===== Raw records =====

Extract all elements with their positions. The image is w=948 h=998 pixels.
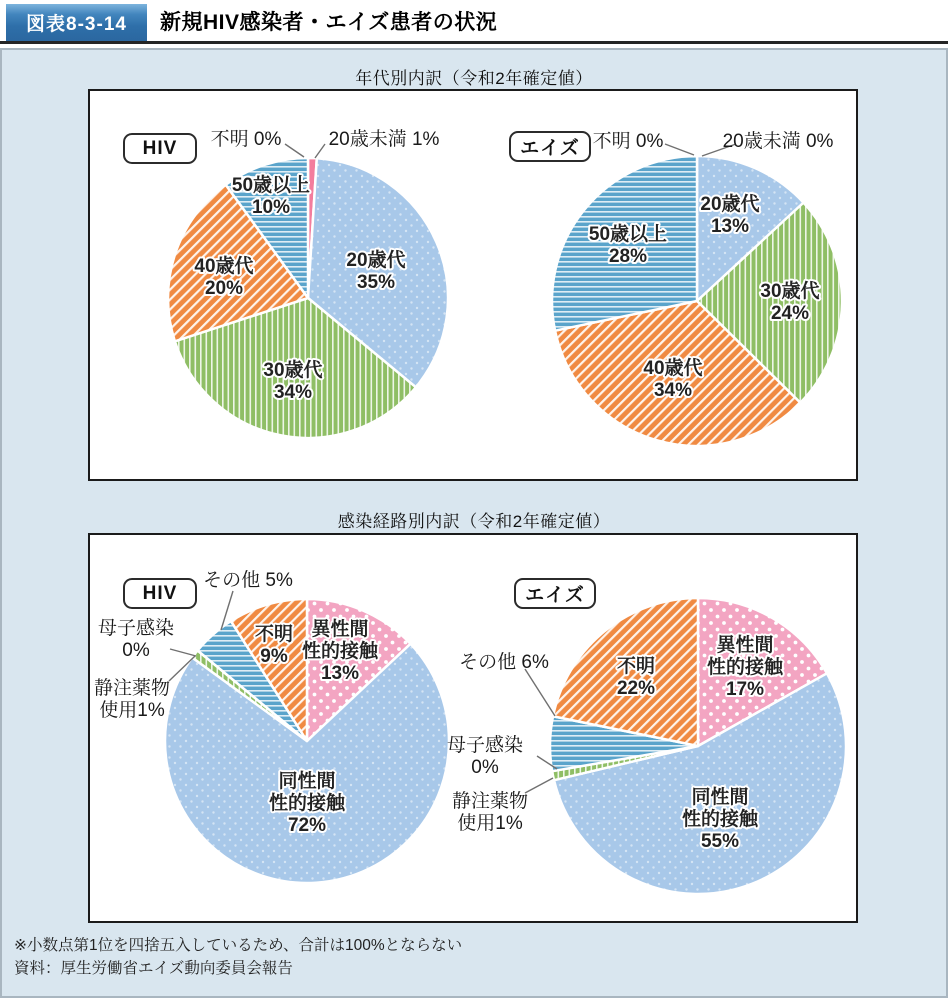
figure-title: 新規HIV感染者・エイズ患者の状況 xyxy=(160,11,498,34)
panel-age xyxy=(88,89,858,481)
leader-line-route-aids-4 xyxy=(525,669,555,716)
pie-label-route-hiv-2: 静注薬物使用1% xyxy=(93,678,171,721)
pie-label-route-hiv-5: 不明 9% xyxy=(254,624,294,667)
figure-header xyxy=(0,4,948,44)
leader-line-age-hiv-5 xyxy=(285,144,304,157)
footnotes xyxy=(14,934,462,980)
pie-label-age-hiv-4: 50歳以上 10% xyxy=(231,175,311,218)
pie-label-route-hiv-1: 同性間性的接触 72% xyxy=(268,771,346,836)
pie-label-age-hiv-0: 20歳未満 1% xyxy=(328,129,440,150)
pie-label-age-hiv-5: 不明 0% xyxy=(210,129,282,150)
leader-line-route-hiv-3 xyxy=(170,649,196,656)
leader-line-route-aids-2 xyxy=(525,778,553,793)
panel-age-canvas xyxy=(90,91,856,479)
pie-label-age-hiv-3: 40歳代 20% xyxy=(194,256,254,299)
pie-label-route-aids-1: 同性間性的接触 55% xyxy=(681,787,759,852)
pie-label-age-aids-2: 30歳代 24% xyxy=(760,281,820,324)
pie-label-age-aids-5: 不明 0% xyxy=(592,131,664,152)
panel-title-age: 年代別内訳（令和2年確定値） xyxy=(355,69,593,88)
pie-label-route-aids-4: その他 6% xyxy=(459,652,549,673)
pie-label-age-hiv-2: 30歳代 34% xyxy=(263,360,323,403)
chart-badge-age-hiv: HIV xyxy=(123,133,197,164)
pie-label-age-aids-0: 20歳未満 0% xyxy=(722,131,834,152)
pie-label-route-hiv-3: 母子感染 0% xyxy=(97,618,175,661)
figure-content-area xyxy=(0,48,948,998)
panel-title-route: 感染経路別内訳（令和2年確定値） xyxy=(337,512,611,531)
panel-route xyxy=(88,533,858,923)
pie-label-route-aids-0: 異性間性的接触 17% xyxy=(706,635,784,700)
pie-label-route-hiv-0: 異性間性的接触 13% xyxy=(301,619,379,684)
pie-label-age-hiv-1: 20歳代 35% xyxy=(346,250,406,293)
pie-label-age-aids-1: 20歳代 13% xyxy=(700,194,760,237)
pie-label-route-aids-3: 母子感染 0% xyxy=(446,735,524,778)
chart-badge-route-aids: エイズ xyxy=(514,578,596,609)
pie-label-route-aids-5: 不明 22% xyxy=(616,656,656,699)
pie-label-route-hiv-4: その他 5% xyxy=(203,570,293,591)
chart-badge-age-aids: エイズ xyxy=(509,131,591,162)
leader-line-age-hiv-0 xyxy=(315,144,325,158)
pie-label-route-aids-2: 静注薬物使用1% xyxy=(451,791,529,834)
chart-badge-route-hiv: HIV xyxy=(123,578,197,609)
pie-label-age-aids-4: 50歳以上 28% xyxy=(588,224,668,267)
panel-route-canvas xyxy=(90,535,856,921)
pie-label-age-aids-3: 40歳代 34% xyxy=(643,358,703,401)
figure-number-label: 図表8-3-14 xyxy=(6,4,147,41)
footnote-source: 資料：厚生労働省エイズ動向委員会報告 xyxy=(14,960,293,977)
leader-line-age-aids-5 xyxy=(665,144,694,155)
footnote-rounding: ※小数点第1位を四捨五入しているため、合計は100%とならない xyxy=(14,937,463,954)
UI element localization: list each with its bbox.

=====
===== Raw records =====

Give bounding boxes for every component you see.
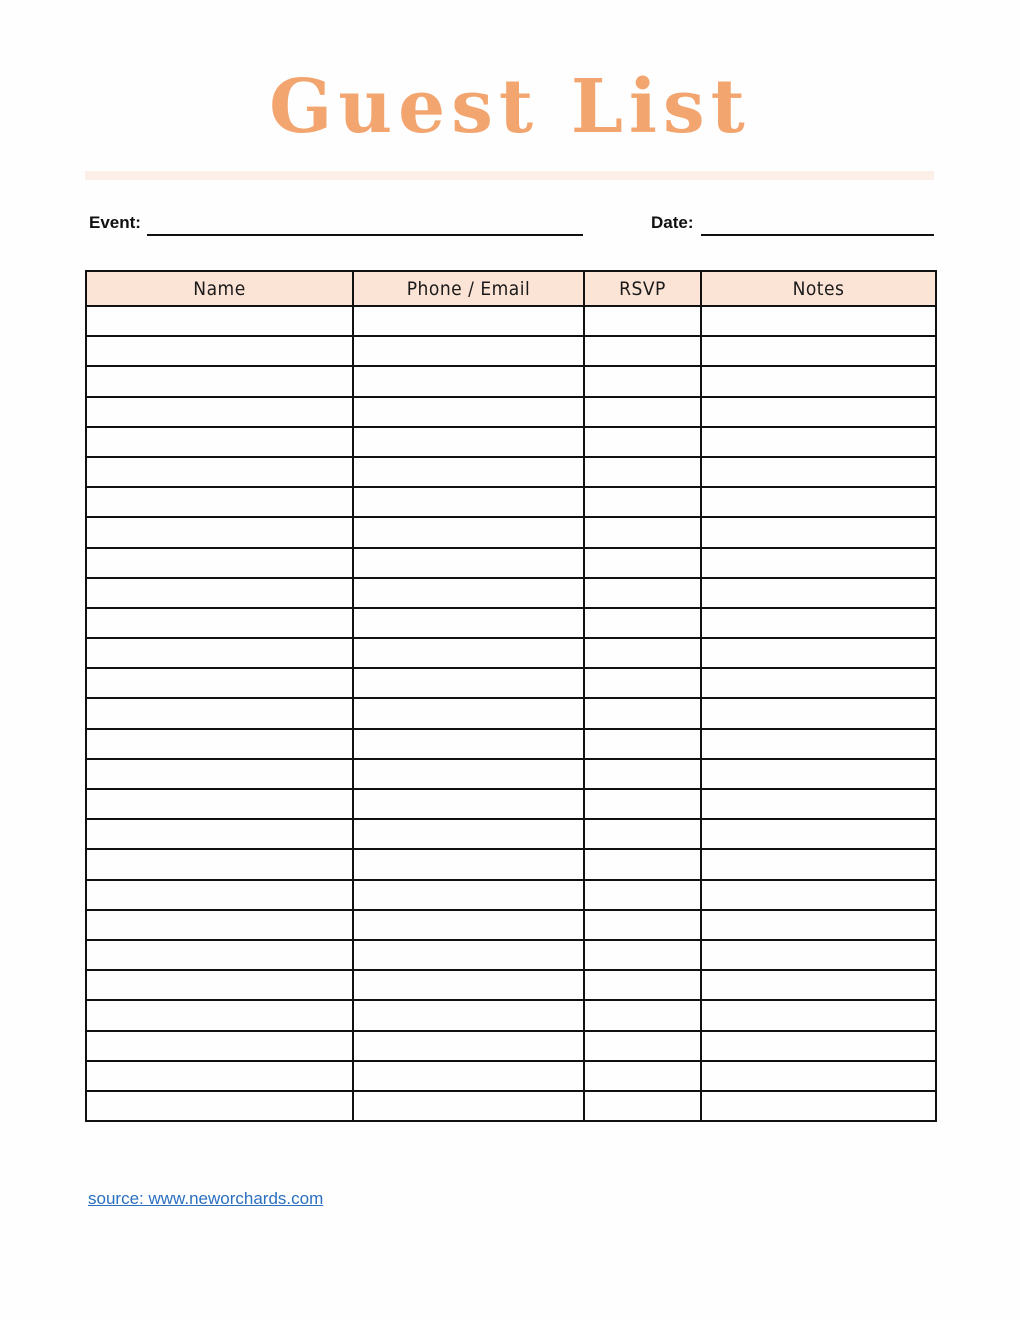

=====

> The problem: Duplicate the listing lines from the one containing "Extract all elements" through the one containing "pie-label-age-hiv-3: 40歳代 20%", including both of those lines, and leave out the pictures.

> Reply to the exercise:
Extract all elements with their positions. The image is w=948 h=998 pixels.
figure-title: 新規HIV感染者・エイズ患者の状況 xyxy=(160,11,498,34)
panel-age xyxy=(88,89,858,481)
leader-line-route-aids-4 xyxy=(525,669,555,716)
pie-label-route-hiv-2: 静注薬物使用1% xyxy=(93,678,171,721)
pie-label-route-hiv-5: 不明 9% xyxy=(254,624,294,667)
figure-header xyxy=(0,4,948,44)
leader-line-age-hiv-5 xyxy=(285,144,304,157)
footnotes xyxy=(14,934,462,980)
pie-label-age-hiv-4: 50歳以上 10% xyxy=(231,175,311,218)
pie-label-route-hiv-1: 同性間性的接触 72% xyxy=(268,771,346,836)
pie-label-age-hiv-0: 20歳未満 1% xyxy=(328,129,440,150)
pie-label-age-hiv-5: 不明 0% xyxy=(210,129,282,150)
leader-line-route-hiv-3 xyxy=(170,649,196,656)
leader-line-route-aids-2 xyxy=(525,778,553,793)
panel-age-canvas xyxy=(90,91,856,479)
pie-label-age-hiv-3: 40歳代 20% xyxy=(194,256,254,299)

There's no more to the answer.